> _EXERCISE_: From the entries below, gather each line containing the word "Days".

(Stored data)
# # #
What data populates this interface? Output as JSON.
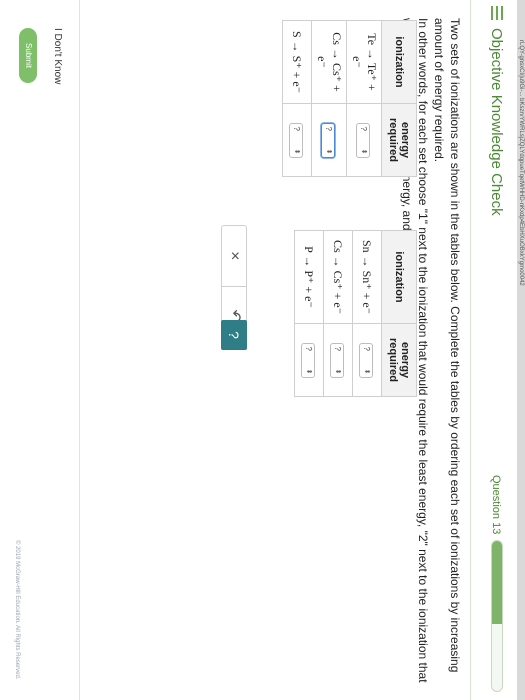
{
  "browser": {
    "url_fragment": "rLQY-gnsxCl/ju9Gi-... bKszrvYWRLsjZQLYdqpueTqetWHHD-nKxdp4EbHXuOBxkYgmo0042"
  },
  "header": {
    "title": "Objective Knowledge Check",
    "question_label": "Question 13",
    "progress": 0.55
  },
  "question": {
    "line1": "Two sets of ionizations are shown in the tables below. Complete the tables by ordering each set of ionizations by increasing amount of energy required.",
    "line2": "In other words, for each set choose \"1\" next to the ionization that would require the least energy, \"2\" next to the ionization that would require the next least energy, and so on."
  },
  "table1": {
    "headers": [
      "ionization",
      "energy required"
    ],
    "rows": [
      {
        "ionization": "Te → Te⁺ + e⁻",
        "value": "?"
      },
      {
        "ionization": "Cs → Cs⁺ + e⁻",
        "value": "?"
      },
      {
        "ionization": "S → S⁺ + e⁻",
        "value": "?"
      }
    ]
  },
  "table2": {
    "headers": [
      "ionization",
      "energy required"
    ],
    "rows": [
      {
        "ionization": "Sn → Sn⁺ + e⁻",
        "value": "?"
      },
      {
        "ionization": "Cs → Cs⁺ + e⁻",
        "value": "?"
      },
      {
        "ionization": "P → P⁺ + e⁻",
        "value": "?"
      }
    ]
  },
  "actions": {
    "clear": "×",
    "undo": "↶",
    "help": "?"
  },
  "bottom": {
    "dont_know": "I Don't Know",
    "submit": "Submit",
    "footer": "© 2019 McGraw-Hill Education. All Rights Reserved."
  },
  "colors": {
    "accent_green": "#4a8a34",
    "submit_green": "#7fbf6a",
    "help_teal": "#2f7d86"
  }
}
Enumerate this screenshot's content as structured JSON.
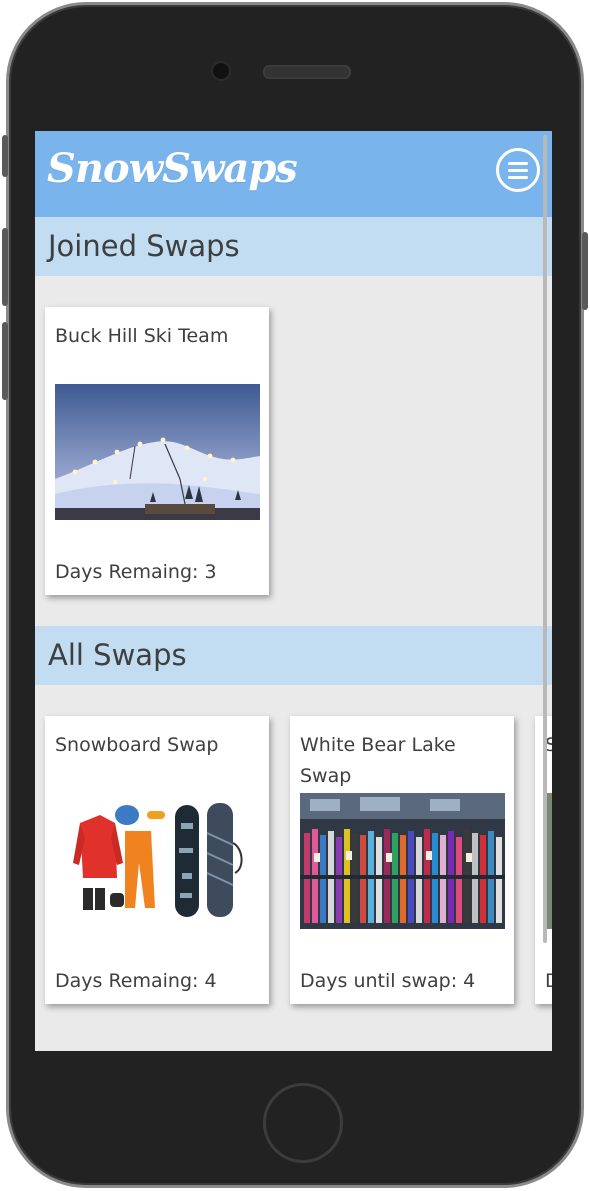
{
  "app": {
    "logo_text": "SnowSwaps",
    "menu_icon": "hamburger-menu-icon"
  },
  "joined": {
    "title": "Joined Swaps",
    "cards": [
      {
        "title": "Buck Hill Ski Team",
        "image": "ski-hill-night-image",
        "footer": "Days Remaing: 3"
      }
    ]
  },
  "all": {
    "title": "All Swaps",
    "cards": [
      {
        "title": "Snowboard Swap",
        "image": "snowboard-gear-image",
        "footer": "Days Remaing: 4"
      },
      {
        "title": "White Bear Lake Swap",
        "image": "ski-rack-image",
        "footer": "Days until swap: 4"
      },
      {
        "title": "S R",
        "image": "partial-image",
        "footer": "D"
      }
    ]
  },
  "colors": {
    "appbar": "#79b4ec",
    "section_header": "#c2dcf2",
    "screen_bg": "#eaeaea",
    "text": "#3f3f3f"
  }
}
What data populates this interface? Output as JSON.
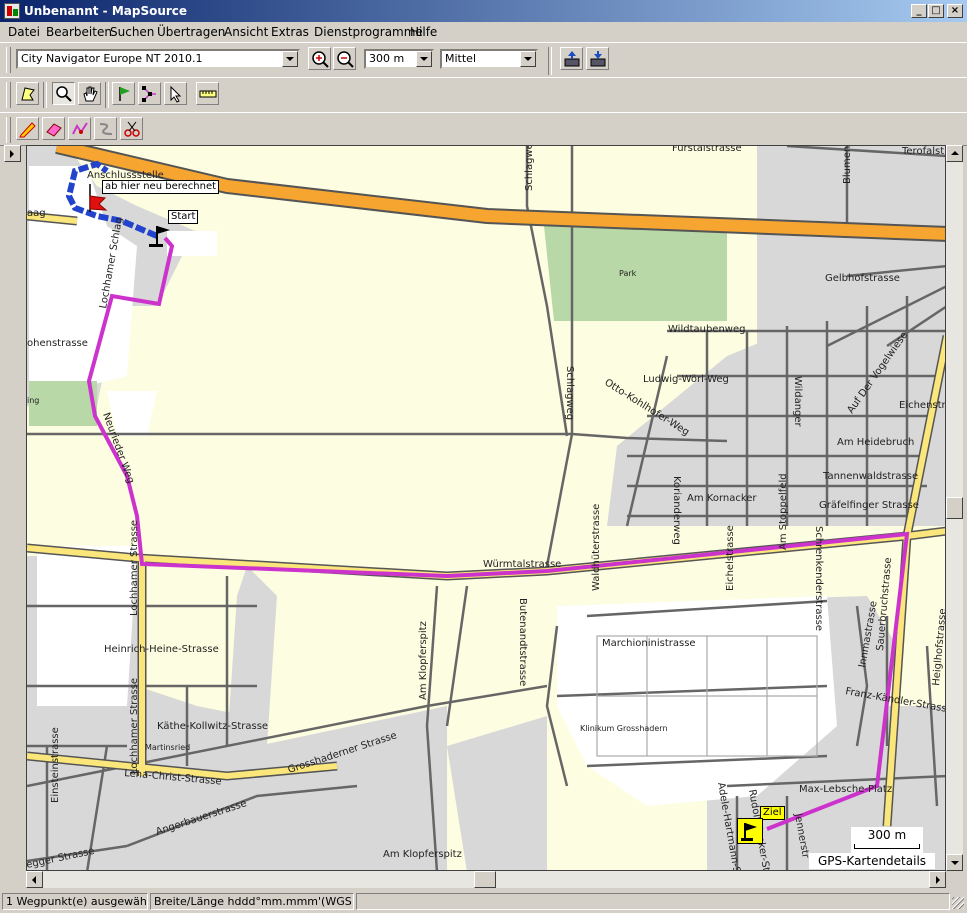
{
  "window": {
    "title": "Unbenannt - MapSource",
    "min": "_",
    "max": "□",
    "close": "×"
  },
  "menu": [
    "Datei",
    "Bearbeiten",
    "Suchen",
    "Übertragen",
    "Ansicht",
    "Extras",
    "Dienstprogramme",
    "Hilfe"
  ],
  "toolbar": {
    "map_product": "City Navigator Europe NT 2010.1",
    "zoom_scale": "300 m",
    "detail": "Mittel"
  },
  "icons": {
    "zoom_in": "zoom-in-icon",
    "zoom_out": "zoom-out-icon",
    "send": "send-to-device-icon",
    "receive": "receive-from-device-icon"
  },
  "map": {
    "tags": {
      "recalc": "ab hier neu berechnet",
      "start": "Start",
      "ziel": "Ziel"
    },
    "labels": {
      "anschlussstelle": "Anschlussstelle",
      "schlagweg_top": "Schlagweg",
      "fuerstalstrasse": "Fürstalstrasse",
      "terofalstr": "Terofalstr",
      "blumen": "Blumen",
      "park": "Park",
      "gelbhofstrasse": "Gelbhofstrasse",
      "wildtaubenweg": "Wildtaubenweg",
      "ludwig": "Ludwig-Wörl-Weg",
      "otto": "Otto-Kohlhofer-Weg",
      "wildanger": "Wildanger",
      "vogelwiese": "Auf Der Vogelwiese",
      "eichenstr": "Eichenstr",
      "am_heidebruch": "Am Heidebruch",
      "tannenwald": "Tannenwaldstrasse",
      "am_kornacker": "Am Kornacker",
      "graefelfinger": "Gräfelfinger Strasse",
      "schlagweg_mid": "Schlagweg",
      "lochhamer_schlag": "Lochhamer Schlag",
      "ohenstrasse": "ohenstrasse",
      "aag": "aag",
      "ing": "ing",
      "neurieder": "Neurieder Weg",
      "wuermtal": "Würmtalstrasse",
      "waldhueter": "Waldhüterstrasse",
      "koriander": "Korianderweg",
      "eichelstrasse": "Eichelstrasse",
      "am_stoppelfeld": "Am Stoppelfeld",
      "schrenk": "Schrenkenderstrasse",
      "lochhamer_strasse_1": "Lochhamer Strasse",
      "lochhamer_strasse_2": "Lochhamer Strasse",
      "butenandt": "Butenandtstrasse",
      "marchioni": "Marchioninistrasse",
      "heinrich": "Heinrich-Heine-Strasse",
      "am_klopferspitz_1": "Am Klopferspitz",
      "am_klopferspitz_2": "Am Klopferspitz",
      "kaethe": "Käthe-Kollwitz-Strasse",
      "martinsried": "Martinsried",
      "klinikum": "Klinikum Grosshadern",
      "grosshaderner": "Grosshaderner Strasse",
      "lena": "Lena-Christ-Strasse",
      "einstein": "Einsteinstrasse",
      "angerbauer": "Angerbauerstrasse",
      "egger": "egger Strasse",
      "innmaster": "Innmastrasse",
      "sauerbruch": "Sauerbruchstrasse",
      "heiglhof": "Heiglhofstrasse",
      "franz": "Franz-Kändler-Strasse",
      "max": "Max-Lebsche-Platz",
      "adele": "Adele-Hartmann-S",
      "rudolf": "Rudolf-Zenker-Str",
      "jennerstr": "Jennerstr"
    },
    "scale": "300 m",
    "gps_details": "GPS-Kartendetails"
  },
  "status": {
    "left": "1 Wegpunkt(e) ausgewählt",
    "middle": "Breite/Länge hddd°mm.mmm'(WGS 84)",
    "right": ""
  },
  "colors": {
    "route": "#cc33cc",
    "route_recalc": "#2244cc",
    "motorway": "#f5a530",
    "main_road": "#fae67a",
    "park": "#b8d8a8",
    "residential": "#d8d8d8",
    "background": "#fdfde1"
  }
}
# # #
> _CORRECT ANSWER_:
        "footer": "Days Remaing: 3"
        "footer": "Days Remaing: 4"
        "footer": "Days until swap: 4"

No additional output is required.